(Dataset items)
START

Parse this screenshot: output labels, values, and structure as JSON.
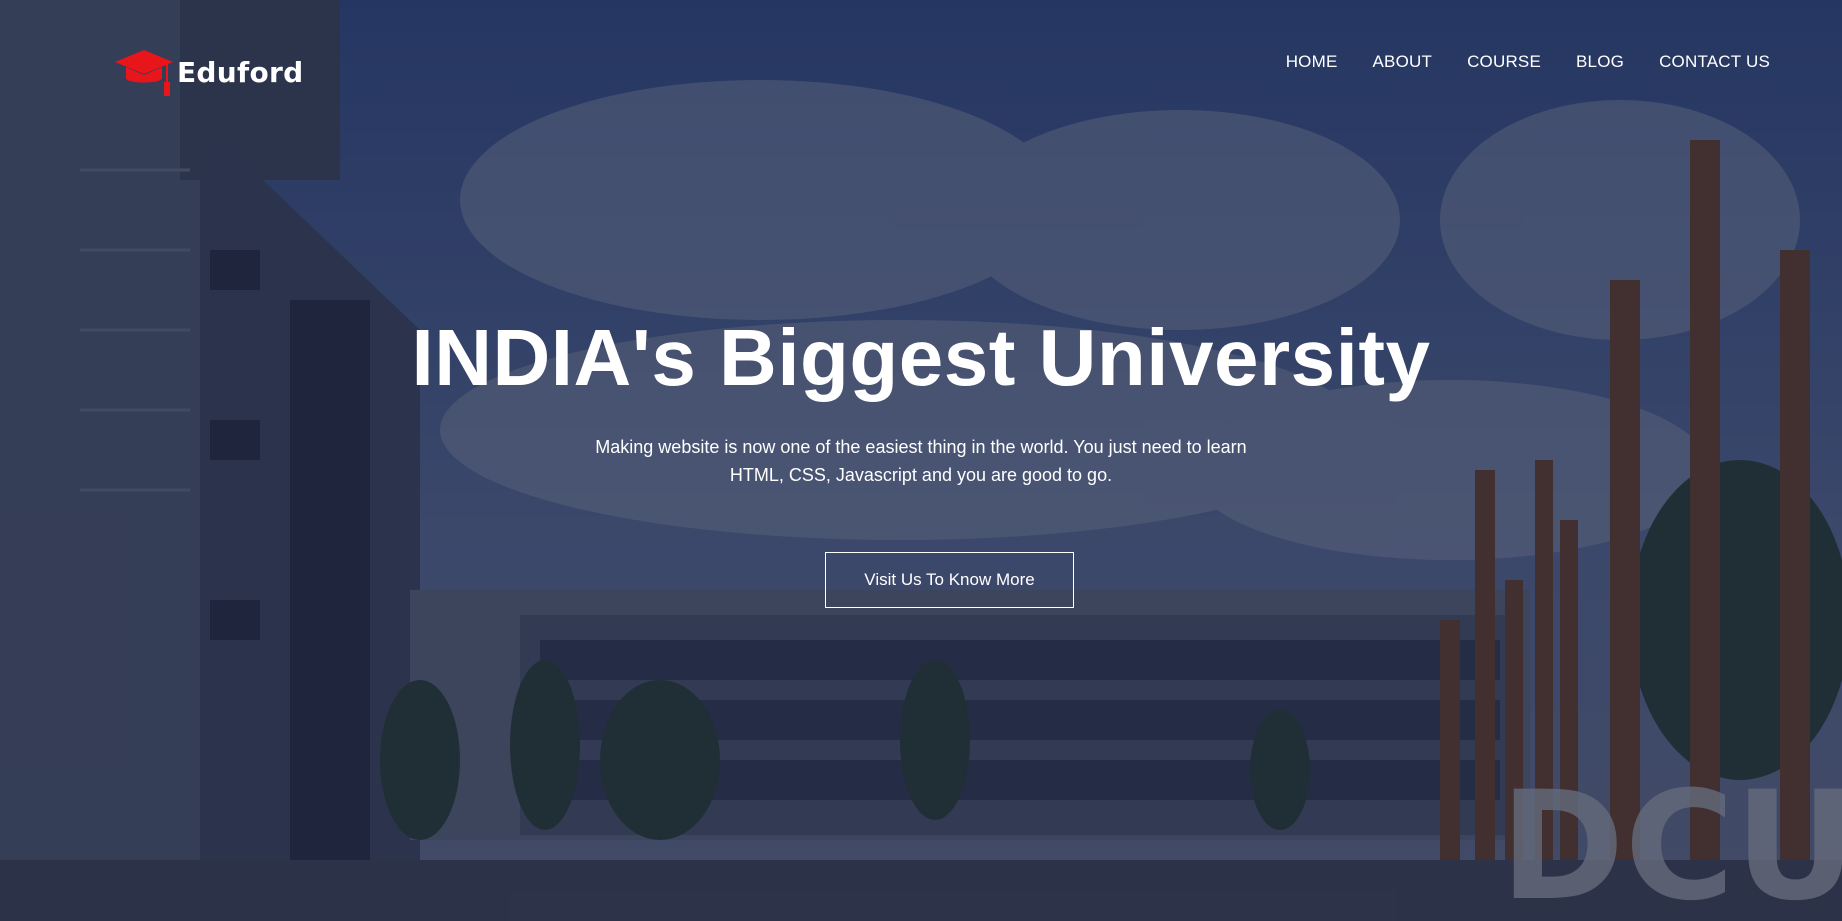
{
  "brand": {
    "name": "Eduford",
    "accent_color": "#e8151b",
    "logo_icon": "graduation-cap-icon"
  },
  "nav": {
    "items": [
      {
        "label": "HOME"
      },
      {
        "label": "ABOUT"
      },
      {
        "label": "COURSE"
      },
      {
        "label": "BLOG"
      },
      {
        "label": "CONTACT US"
      }
    ]
  },
  "hero": {
    "headline": "INDIA's Biggest University",
    "subtext": "Making website is now one of the easiest thing in the world. You just need to learn HTML, CSS, Javascript and you are good to go.",
    "cta_label": "Visit Us To Know More",
    "background_sign": "DCU",
    "overlay_color": "#141a34"
  }
}
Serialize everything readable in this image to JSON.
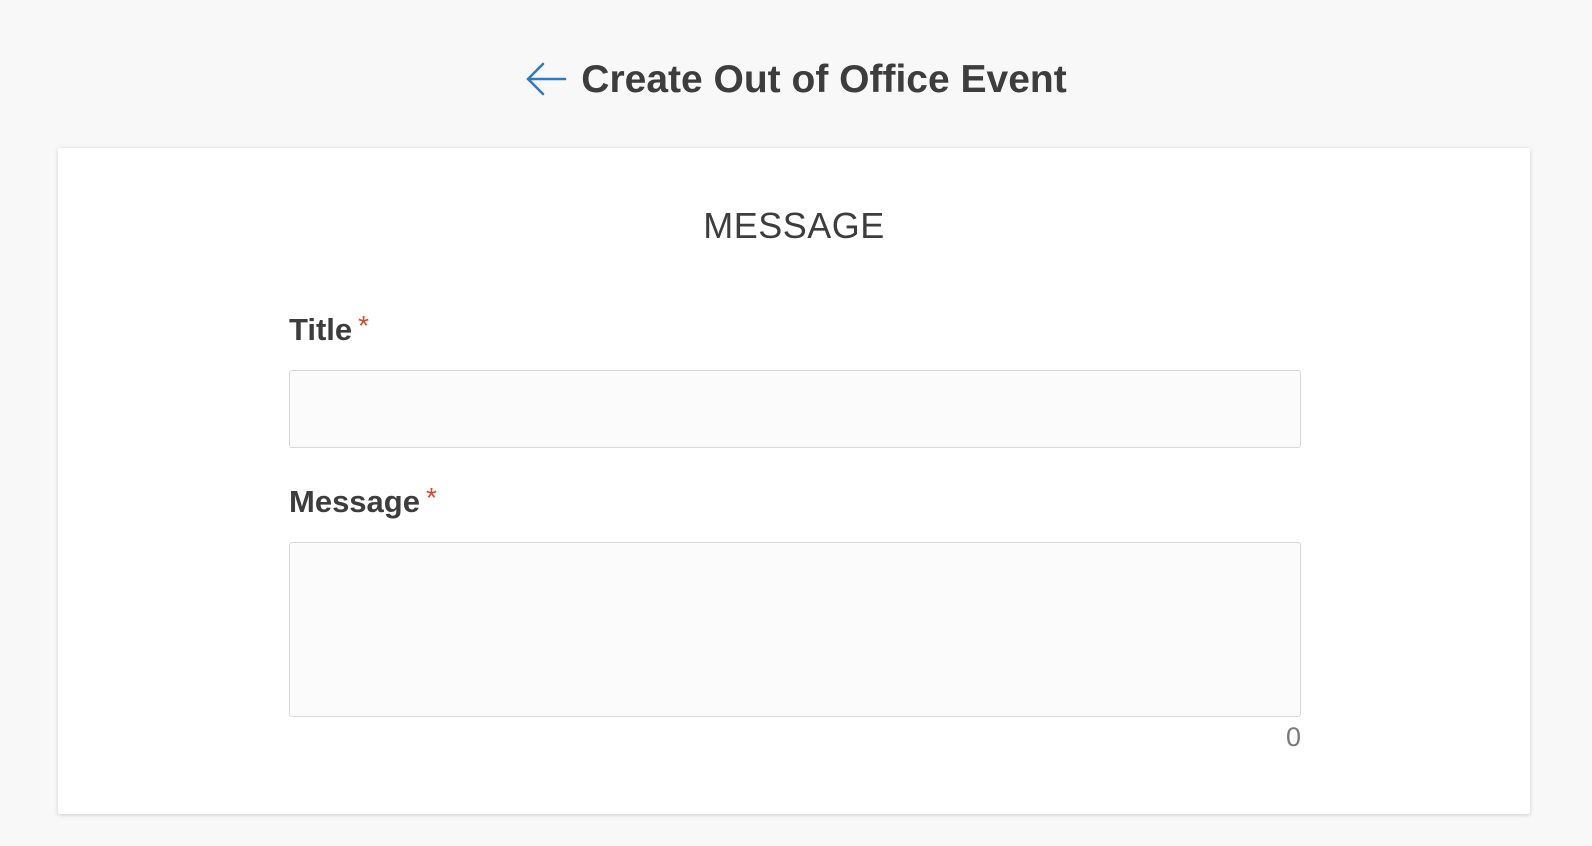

END

* THE REQUEST:
Please write out all the data again word for word, but not the pictures.

* TASK SOLUTION:
Parse this screenshot: output labels, values, and structure as JSON.
{
  "brand": {
    "name": "Eduford",
    "accent_color": "#e8151b",
    "logo_icon": "graduation-cap-icon"
  },
  "nav": {
    "items": [
      {
        "label": "HOME"
      },
      {
        "label": "ABOUT"
      },
      {
        "label": "COURSE"
      },
      {
        "label": "BLOG"
      },
      {
        "label": "CONTACT US"
      }
    ]
  },
  "hero": {
    "headline": "INDIA's Biggest University",
    "subtext": "Making website is now one of the easiest thing in the world. You just need to learn HTML, CSS, Javascript and you are good to go.",
    "cta_label": "Visit Us To Know More",
    "background_sign": "DCU",
    "overlay_color": "#141a34"
  }
}
Serialize everything readable in this image to JSON.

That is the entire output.